• GIVEN PROBLEM
Copy out all lines in the data below containing the string "entries".

Data excerpts
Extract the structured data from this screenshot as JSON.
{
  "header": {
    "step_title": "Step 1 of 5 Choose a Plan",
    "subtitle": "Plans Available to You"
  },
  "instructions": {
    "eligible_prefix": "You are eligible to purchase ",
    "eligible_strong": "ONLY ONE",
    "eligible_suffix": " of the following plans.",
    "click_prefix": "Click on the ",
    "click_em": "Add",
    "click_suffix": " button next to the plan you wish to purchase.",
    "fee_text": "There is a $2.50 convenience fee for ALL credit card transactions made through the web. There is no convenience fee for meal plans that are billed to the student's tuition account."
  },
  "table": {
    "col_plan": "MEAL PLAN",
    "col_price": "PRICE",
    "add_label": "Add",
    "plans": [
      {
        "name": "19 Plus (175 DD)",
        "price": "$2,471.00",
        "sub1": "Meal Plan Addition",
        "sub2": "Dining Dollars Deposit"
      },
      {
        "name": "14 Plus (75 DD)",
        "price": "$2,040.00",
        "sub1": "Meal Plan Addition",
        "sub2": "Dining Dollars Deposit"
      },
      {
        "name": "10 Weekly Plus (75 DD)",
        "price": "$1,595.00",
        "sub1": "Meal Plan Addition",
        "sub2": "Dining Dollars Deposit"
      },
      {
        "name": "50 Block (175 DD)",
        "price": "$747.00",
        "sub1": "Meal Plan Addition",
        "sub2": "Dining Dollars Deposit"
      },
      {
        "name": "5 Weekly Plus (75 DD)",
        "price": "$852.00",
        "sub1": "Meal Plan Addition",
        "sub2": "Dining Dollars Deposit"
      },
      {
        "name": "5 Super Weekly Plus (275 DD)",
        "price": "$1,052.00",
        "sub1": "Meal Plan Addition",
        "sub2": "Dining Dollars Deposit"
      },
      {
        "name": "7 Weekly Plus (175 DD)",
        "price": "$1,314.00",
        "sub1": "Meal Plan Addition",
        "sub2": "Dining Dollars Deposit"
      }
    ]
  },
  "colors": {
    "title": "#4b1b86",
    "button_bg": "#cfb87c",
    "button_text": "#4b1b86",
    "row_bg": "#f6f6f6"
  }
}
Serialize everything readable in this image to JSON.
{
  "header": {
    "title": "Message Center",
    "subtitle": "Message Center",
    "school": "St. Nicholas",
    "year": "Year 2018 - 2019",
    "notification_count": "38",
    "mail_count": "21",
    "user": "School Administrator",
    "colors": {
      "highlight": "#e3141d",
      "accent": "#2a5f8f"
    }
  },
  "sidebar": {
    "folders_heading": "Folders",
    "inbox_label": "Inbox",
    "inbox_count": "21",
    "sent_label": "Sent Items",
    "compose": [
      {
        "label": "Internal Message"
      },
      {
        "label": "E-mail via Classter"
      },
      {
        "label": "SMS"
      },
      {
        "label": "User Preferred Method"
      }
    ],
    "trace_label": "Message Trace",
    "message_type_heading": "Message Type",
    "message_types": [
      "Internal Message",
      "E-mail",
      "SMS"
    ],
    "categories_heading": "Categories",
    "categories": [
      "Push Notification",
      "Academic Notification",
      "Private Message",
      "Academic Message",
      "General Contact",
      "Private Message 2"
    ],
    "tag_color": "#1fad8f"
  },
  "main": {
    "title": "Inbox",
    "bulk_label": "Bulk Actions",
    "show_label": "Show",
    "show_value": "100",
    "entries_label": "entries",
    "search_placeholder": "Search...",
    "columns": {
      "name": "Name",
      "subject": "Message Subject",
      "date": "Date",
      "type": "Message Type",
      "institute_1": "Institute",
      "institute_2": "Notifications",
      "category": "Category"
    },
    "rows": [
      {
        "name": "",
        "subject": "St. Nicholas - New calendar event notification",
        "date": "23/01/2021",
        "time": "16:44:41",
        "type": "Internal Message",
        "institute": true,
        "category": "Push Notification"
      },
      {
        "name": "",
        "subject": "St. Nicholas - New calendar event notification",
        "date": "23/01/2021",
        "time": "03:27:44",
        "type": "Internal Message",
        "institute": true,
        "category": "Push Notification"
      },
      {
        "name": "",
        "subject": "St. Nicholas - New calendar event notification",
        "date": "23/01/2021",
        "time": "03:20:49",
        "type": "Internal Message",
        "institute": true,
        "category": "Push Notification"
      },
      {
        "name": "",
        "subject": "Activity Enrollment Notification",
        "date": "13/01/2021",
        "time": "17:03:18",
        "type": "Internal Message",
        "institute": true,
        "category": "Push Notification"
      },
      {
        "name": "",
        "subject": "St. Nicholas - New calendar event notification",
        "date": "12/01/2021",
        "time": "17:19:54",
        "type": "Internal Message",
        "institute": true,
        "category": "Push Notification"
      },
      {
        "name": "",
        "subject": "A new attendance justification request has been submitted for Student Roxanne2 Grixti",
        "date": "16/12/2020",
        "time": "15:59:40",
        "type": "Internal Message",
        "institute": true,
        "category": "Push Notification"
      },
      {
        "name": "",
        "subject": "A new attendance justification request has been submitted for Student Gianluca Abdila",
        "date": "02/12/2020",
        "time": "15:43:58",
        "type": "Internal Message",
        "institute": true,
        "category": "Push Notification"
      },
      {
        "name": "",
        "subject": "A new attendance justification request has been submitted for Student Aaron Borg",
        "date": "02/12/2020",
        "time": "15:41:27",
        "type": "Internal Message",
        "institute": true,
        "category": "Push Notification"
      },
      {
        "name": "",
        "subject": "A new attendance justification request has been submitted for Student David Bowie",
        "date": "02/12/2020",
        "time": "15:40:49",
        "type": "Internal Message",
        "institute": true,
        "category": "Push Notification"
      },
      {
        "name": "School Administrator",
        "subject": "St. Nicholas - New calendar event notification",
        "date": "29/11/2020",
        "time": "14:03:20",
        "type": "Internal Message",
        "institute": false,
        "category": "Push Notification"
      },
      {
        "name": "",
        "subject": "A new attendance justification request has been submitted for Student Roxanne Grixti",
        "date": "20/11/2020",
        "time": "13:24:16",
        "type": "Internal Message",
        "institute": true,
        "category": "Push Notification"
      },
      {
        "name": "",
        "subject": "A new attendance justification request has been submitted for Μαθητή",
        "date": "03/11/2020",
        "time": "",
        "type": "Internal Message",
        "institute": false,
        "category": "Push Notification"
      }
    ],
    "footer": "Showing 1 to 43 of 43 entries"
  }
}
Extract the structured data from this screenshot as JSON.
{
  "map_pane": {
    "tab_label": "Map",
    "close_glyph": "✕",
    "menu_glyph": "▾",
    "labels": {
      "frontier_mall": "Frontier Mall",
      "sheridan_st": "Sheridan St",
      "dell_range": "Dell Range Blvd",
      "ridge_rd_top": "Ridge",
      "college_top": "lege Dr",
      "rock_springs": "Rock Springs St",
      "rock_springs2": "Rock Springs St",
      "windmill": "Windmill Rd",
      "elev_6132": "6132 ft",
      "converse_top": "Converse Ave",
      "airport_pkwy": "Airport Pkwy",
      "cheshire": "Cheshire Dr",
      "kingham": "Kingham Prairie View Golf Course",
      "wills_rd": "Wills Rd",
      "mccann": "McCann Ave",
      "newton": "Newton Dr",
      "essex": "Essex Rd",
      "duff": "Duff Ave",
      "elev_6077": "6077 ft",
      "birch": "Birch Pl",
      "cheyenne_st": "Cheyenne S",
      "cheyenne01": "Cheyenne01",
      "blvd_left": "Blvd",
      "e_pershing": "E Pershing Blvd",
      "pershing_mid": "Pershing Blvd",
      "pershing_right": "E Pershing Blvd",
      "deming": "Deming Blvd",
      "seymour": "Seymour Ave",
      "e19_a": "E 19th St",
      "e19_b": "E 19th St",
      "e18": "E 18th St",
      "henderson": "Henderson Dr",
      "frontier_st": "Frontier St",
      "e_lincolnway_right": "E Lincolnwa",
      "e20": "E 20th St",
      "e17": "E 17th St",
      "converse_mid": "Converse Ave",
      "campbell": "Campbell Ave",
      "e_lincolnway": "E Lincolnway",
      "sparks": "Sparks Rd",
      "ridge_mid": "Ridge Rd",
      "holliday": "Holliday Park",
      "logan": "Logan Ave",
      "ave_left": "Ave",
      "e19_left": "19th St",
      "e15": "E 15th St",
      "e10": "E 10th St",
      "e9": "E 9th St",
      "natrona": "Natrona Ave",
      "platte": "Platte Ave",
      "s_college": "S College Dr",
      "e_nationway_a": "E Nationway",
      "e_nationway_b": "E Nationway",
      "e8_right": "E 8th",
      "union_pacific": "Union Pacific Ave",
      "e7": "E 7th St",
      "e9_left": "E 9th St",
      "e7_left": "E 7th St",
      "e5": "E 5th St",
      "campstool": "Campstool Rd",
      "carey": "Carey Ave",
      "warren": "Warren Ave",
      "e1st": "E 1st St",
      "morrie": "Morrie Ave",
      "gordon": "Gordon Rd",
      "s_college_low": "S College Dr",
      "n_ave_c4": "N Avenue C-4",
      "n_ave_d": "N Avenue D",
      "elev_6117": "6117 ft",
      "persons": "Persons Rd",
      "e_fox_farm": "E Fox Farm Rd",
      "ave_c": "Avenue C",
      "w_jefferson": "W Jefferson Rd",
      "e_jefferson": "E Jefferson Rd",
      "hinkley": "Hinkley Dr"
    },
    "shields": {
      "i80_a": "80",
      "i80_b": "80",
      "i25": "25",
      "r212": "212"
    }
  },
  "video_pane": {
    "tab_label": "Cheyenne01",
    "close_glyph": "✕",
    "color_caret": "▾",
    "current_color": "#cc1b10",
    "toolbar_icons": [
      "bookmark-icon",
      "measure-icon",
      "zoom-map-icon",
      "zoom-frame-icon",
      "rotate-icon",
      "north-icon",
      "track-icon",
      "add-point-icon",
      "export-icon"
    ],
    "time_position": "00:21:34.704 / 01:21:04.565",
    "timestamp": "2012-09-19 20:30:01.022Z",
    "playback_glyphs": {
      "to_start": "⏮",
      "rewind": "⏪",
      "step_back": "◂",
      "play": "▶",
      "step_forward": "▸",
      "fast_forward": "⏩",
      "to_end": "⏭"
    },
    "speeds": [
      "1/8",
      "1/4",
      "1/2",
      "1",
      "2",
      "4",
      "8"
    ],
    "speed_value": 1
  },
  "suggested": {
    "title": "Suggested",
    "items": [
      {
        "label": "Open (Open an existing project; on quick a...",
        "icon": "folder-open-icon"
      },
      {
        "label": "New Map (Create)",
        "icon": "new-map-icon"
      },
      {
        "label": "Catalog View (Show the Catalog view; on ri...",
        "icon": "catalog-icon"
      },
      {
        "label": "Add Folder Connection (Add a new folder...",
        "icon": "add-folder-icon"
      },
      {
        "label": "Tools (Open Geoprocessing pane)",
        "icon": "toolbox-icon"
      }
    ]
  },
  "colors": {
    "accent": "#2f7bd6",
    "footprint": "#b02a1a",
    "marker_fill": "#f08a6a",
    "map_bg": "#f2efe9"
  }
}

• WRITTEN RESPONSE
    "entries_label": "entries",
    "footer": "Showing 1 to 43 of 43 entries"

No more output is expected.